(A block of data)
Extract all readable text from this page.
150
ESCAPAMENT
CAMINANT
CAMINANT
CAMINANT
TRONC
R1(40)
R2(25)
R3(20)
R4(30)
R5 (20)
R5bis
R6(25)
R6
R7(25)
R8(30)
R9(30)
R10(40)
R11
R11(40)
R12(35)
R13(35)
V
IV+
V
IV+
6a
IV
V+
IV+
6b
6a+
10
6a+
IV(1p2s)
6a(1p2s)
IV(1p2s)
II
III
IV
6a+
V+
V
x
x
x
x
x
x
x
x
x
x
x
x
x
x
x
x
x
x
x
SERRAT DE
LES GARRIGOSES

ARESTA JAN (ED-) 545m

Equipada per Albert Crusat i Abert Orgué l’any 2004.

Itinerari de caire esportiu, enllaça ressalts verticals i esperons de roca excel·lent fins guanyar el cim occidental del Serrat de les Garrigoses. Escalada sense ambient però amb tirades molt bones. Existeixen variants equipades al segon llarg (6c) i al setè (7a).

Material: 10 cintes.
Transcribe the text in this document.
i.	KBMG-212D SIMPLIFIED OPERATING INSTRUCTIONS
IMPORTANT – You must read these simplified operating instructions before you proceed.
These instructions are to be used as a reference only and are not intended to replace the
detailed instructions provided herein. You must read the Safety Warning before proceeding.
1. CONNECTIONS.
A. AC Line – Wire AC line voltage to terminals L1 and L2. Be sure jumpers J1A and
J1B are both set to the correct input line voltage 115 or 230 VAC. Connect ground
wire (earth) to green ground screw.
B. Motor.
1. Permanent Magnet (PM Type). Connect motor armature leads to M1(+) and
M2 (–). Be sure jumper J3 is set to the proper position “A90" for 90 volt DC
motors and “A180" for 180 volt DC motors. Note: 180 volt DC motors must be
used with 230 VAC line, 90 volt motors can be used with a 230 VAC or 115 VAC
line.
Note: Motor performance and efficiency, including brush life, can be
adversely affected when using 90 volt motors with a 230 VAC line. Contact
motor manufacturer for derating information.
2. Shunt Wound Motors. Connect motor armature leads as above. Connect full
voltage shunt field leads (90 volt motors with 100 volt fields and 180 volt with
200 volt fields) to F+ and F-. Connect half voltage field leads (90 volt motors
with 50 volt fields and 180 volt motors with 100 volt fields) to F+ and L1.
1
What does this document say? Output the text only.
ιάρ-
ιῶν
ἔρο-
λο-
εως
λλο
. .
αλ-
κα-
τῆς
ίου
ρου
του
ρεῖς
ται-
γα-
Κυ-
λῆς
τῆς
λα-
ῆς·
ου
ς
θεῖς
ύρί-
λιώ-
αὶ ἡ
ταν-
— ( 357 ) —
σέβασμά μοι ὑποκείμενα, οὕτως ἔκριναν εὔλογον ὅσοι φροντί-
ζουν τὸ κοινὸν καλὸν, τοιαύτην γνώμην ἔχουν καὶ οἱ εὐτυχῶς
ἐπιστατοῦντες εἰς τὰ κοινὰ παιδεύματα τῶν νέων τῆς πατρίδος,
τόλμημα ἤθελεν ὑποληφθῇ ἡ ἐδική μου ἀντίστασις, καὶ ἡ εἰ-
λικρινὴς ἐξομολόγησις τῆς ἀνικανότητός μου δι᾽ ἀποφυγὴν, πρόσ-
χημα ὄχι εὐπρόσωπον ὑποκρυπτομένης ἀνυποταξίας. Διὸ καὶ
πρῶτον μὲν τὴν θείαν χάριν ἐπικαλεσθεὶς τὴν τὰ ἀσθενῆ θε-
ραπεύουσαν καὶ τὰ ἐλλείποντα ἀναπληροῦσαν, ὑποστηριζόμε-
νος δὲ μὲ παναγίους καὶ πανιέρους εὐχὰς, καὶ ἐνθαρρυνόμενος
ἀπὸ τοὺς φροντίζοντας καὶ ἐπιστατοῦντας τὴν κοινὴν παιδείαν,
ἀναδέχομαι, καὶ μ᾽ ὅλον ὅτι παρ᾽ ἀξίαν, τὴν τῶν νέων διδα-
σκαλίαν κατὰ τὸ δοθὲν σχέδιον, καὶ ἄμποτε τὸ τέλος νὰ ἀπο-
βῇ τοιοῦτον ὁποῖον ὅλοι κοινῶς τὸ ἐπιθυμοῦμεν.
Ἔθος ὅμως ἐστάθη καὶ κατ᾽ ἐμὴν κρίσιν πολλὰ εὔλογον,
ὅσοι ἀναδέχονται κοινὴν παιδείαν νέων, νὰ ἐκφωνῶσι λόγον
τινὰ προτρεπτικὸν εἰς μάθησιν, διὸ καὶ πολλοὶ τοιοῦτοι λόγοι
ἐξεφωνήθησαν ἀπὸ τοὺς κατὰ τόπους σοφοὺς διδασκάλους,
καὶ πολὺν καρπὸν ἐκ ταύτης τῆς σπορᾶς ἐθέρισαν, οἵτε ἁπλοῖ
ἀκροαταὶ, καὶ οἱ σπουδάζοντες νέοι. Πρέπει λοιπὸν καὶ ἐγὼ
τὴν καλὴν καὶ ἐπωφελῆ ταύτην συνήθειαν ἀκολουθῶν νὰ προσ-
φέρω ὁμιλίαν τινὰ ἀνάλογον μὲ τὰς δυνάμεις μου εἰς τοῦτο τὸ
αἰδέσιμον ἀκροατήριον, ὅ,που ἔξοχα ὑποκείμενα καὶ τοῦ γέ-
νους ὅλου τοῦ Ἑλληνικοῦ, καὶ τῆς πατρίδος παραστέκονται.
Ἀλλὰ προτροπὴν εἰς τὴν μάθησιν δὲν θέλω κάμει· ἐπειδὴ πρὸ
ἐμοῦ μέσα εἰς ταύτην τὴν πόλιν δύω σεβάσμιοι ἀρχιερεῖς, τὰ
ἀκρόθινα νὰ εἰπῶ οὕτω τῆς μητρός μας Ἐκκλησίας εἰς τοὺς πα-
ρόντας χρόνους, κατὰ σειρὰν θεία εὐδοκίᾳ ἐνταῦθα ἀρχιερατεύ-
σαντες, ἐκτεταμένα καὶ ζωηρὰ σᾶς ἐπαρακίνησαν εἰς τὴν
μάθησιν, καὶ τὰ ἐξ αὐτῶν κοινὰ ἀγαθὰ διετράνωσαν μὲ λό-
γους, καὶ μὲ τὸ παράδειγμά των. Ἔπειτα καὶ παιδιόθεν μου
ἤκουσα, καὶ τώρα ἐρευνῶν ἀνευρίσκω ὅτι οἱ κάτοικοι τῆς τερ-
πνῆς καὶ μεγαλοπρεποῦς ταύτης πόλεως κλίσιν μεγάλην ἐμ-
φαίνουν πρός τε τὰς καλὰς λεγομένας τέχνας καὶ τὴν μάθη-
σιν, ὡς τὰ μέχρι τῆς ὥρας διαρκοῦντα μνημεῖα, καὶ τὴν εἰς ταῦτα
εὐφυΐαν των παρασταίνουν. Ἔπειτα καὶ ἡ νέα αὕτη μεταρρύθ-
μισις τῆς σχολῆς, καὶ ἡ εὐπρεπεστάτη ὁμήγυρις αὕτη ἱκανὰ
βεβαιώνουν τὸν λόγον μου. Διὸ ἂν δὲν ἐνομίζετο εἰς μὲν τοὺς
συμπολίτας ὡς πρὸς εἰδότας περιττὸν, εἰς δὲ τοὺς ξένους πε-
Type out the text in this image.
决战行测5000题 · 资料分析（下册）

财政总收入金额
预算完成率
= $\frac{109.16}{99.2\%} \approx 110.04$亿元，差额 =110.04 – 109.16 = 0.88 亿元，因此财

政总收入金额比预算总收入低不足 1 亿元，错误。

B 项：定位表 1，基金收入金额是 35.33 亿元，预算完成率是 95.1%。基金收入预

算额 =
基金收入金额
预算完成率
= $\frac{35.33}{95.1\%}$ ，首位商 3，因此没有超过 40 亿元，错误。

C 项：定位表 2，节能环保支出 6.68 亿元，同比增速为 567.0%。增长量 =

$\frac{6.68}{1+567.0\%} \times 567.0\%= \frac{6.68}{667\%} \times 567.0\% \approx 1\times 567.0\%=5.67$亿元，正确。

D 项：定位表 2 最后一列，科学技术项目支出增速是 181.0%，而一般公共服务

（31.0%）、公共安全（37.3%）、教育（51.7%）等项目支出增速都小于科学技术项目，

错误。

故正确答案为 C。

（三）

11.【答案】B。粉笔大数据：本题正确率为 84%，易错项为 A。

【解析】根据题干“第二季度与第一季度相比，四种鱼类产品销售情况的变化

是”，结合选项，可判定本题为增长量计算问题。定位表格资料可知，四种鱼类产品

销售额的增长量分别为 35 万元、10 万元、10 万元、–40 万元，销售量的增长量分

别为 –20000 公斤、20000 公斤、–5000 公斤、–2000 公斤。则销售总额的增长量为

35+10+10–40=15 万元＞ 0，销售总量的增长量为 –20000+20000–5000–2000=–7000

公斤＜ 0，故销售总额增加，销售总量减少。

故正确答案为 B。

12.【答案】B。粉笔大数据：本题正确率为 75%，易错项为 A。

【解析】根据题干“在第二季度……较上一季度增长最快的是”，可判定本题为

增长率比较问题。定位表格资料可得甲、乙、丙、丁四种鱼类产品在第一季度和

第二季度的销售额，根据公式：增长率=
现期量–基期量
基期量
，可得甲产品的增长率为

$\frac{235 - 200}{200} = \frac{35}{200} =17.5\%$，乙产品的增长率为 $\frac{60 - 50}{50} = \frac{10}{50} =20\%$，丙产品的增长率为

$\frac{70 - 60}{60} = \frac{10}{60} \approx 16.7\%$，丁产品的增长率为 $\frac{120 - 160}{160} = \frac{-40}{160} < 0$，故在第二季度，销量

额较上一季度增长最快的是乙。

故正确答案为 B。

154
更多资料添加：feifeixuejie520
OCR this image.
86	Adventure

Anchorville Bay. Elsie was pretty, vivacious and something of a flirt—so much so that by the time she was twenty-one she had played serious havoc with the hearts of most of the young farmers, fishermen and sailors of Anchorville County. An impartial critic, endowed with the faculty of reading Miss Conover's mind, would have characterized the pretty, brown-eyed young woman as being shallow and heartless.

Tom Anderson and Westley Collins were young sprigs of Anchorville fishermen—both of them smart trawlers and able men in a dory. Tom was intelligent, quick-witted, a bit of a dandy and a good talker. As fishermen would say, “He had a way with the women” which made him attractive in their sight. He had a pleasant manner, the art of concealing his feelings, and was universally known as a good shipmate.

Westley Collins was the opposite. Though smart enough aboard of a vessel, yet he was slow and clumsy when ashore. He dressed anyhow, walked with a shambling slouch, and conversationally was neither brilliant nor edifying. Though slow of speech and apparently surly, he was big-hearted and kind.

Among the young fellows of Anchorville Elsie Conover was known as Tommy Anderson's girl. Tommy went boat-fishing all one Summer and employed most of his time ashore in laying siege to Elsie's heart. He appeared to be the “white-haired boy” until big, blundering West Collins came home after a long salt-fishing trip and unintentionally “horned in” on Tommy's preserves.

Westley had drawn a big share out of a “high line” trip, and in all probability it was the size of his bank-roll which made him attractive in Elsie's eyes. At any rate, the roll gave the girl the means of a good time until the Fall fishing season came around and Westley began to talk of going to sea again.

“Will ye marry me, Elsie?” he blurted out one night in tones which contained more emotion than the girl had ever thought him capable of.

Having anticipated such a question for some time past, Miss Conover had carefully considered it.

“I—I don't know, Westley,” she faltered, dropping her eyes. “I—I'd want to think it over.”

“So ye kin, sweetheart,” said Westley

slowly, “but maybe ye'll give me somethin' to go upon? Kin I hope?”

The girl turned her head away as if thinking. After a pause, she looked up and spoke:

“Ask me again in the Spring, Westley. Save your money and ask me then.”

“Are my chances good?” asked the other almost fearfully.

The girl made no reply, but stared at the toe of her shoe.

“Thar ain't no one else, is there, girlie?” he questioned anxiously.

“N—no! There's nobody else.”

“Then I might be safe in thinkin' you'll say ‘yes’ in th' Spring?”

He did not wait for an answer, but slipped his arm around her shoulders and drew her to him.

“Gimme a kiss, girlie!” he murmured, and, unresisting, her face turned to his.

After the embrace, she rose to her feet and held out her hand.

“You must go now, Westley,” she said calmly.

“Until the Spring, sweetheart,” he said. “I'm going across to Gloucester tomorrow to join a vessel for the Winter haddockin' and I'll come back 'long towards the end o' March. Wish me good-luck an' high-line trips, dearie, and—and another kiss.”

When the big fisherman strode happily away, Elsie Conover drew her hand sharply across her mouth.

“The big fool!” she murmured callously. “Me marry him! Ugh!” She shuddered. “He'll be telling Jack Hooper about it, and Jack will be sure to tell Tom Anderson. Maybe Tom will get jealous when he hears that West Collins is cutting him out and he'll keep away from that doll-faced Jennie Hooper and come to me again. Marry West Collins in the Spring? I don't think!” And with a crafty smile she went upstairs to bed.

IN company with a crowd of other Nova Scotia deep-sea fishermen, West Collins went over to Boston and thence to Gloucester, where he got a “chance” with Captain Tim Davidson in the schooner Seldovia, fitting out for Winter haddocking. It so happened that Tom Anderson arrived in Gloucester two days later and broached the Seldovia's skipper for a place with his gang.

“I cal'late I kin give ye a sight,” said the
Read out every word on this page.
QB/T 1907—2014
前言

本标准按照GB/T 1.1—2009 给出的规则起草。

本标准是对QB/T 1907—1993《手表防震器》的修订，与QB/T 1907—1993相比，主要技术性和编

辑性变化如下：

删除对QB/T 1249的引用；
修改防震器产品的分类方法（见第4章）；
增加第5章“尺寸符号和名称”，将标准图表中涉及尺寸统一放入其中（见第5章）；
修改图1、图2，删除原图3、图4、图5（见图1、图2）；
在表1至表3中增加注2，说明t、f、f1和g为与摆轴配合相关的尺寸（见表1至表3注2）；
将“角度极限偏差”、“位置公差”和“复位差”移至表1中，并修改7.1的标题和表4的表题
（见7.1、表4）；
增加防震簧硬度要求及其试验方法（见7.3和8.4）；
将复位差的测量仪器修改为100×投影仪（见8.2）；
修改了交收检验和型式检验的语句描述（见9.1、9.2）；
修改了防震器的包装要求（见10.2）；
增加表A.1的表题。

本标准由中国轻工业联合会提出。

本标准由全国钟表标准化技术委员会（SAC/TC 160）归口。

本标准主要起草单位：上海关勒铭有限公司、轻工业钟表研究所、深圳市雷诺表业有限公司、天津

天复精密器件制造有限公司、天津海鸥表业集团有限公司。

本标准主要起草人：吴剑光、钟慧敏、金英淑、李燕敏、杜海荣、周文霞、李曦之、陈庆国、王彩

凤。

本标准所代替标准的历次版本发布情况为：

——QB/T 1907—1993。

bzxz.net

▶ _WHAT TO WORK ON_: Show every line in the entries where the string "fields" occurs.

▶ _SOLUTION_:
voltage shunt field leads (90 volt motors with 100 volt fields and 180 volt with
200 volt fields) to F+ and F-. Connect half voltage field leads (90 volt motors
with 50 volt fields and 180 volt motors with 100 volt fields) to F+ and L1.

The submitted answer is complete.